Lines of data
-=-=-

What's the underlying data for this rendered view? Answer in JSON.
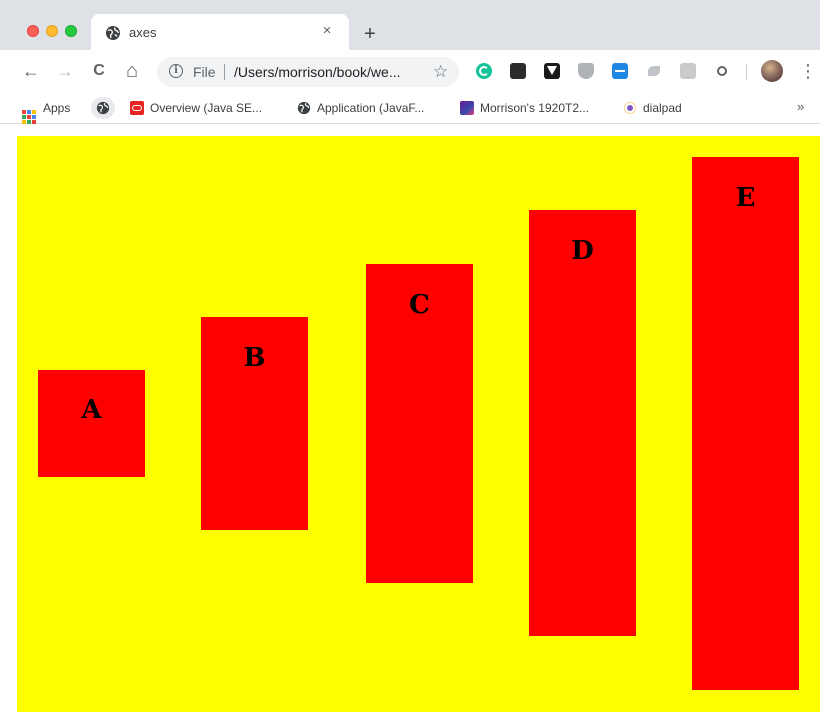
{
  "browser": {
    "tab": {
      "title": "axes",
      "close_glyph": "×",
      "favicon": "globe-icon"
    },
    "new_tab_glyph": "+",
    "toolbar": {
      "back_glyph": "←",
      "forward_glyph": "→",
      "reload_glyph": "C",
      "home_glyph": "⌂",
      "info_glyph": "i",
      "scheme_label": "File",
      "url": "/Users/morrison/book/we...",
      "star_glyph": "☆",
      "menu_glyph": "⋮",
      "extensions": [
        "grammarly-icon",
        "extension-dark-icon",
        "vimeo-icon",
        "shield-icon",
        "connector-icon",
        "feather-icon",
        "es-icon",
        "circle-icon"
      ]
    },
    "bookmarks": {
      "apps_label": "Apps",
      "items": [
        {
          "label": "",
          "icon": "globe-icon"
        },
        {
          "label": "Overview (Java SE...",
          "icon": "oracle-icon"
        },
        {
          "label": "Application (JavaF...",
          "icon": "globe-icon"
        },
        {
          "label": "Morrison's 1920T2...",
          "icon": "photo-icon"
        },
        {
          "label": "dialpad",
          "icon": "dialpad-icon"
        }
      ],
      "overflow_glyph": "»"
    }
  },
  "page": {
    "background": "#ffff00",
    "bar_color": "#ff0000",
    "label_color": "#000000",
    "labels": [
      "A",
      "B",
      "C",
      "D",
      "E"
    ]
  }
}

-=-=-

## Instructions to follow
The listing above needs to be output again exactly. Don't include the pictures.

## The completed task
What's the underlying data for this rendered view? Answer in JSON.
{
  "browser": {
    "tab": {
      "title": "axes",
      "close_glyph": "×",
      "favicon": "globe-icon"
    },
    "new_tab_glyph": "+",
    "toolbar": {
      "back_glyph": "←",
      "forward_glyph": "→",
      "reload_glyph": "C",
      "home_glyph": "⌂",
      "info_glyph": "i",
      "scheme_label": "File",
      "url": "/Users/morrison/book/we...",
      "star_glyph": "☆",
      "menu_glyph": "⋮",
      "extensions": [
        "grammarly-icon",
        "extension-dark-icon",
        "vimeo-icon",
        "shield-icon",
        "connector-icon",
        "feather-icon",
        "es-icon",
        "circle-icon"
      ]
    },
    "bookmarks": {
      "apps_label": "Apps",
      "items": [
        {
          "label": "",
          "icon": "globe-icon"
        },
        {
          "label": "Overview (Java SE...",
          "icon": "oracle-icon"
        },
        {
          "label": "Application (JavaF...",
          "icon": "globe-icon"
        },
        {
          "label": "Morrison's 1920T2...",
          "icon": "photo-icon"
        },
        {
          "label": "dialpad",
          "icon": "dialpad-icon"
        }
      ],
      "overflow_glyph": "»"
    }
  },
  "page": {
    "background": "#ffff00",
    "bar_color": "#ff0000",
    "label_color": "#000000",
    "labels": [
      "A",
      "B",
      "C",
      "D",
      "E"
    ]
  }
}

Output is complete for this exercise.